GIVEN EXERCISE
Return all lines below containing the word "zdravotnictví".

#####

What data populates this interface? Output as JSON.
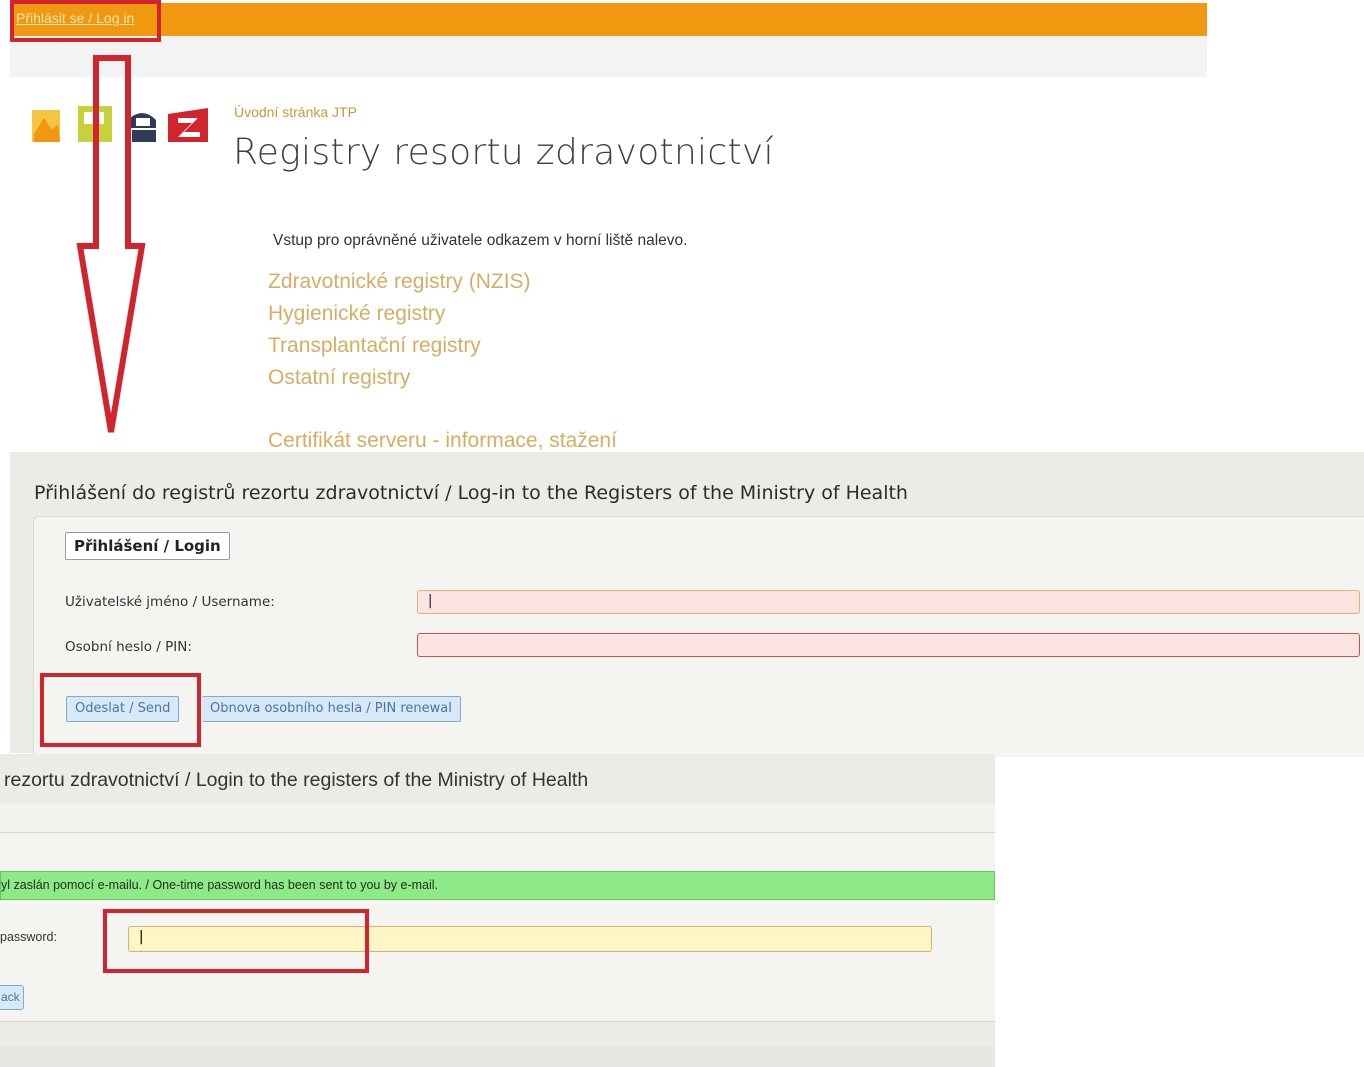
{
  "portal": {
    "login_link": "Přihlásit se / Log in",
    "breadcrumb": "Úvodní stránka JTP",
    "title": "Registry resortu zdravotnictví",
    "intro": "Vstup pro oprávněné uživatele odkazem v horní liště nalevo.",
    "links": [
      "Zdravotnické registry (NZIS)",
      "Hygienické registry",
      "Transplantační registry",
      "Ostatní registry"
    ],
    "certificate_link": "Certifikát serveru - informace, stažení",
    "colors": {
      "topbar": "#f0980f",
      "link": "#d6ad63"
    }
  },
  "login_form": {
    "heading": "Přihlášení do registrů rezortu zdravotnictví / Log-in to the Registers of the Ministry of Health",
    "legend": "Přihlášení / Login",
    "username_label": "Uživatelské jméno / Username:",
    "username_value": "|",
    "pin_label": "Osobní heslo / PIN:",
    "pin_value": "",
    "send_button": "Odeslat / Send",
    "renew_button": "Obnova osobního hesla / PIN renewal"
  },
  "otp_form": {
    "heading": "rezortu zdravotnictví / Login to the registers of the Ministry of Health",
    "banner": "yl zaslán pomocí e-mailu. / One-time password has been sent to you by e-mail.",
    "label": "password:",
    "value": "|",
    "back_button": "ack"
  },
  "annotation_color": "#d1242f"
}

#####

ANSWER TO THE PROBLEM
    "title": "Registry resortu zdravotnictví",
    "heading": "Přihlášení do registrů rezortu zdravotnictví / Log-in to the Registers of the Ministry of Health",
    "heading": "rezortu zdravotnictví / Login to the registers of the Ministry of Health",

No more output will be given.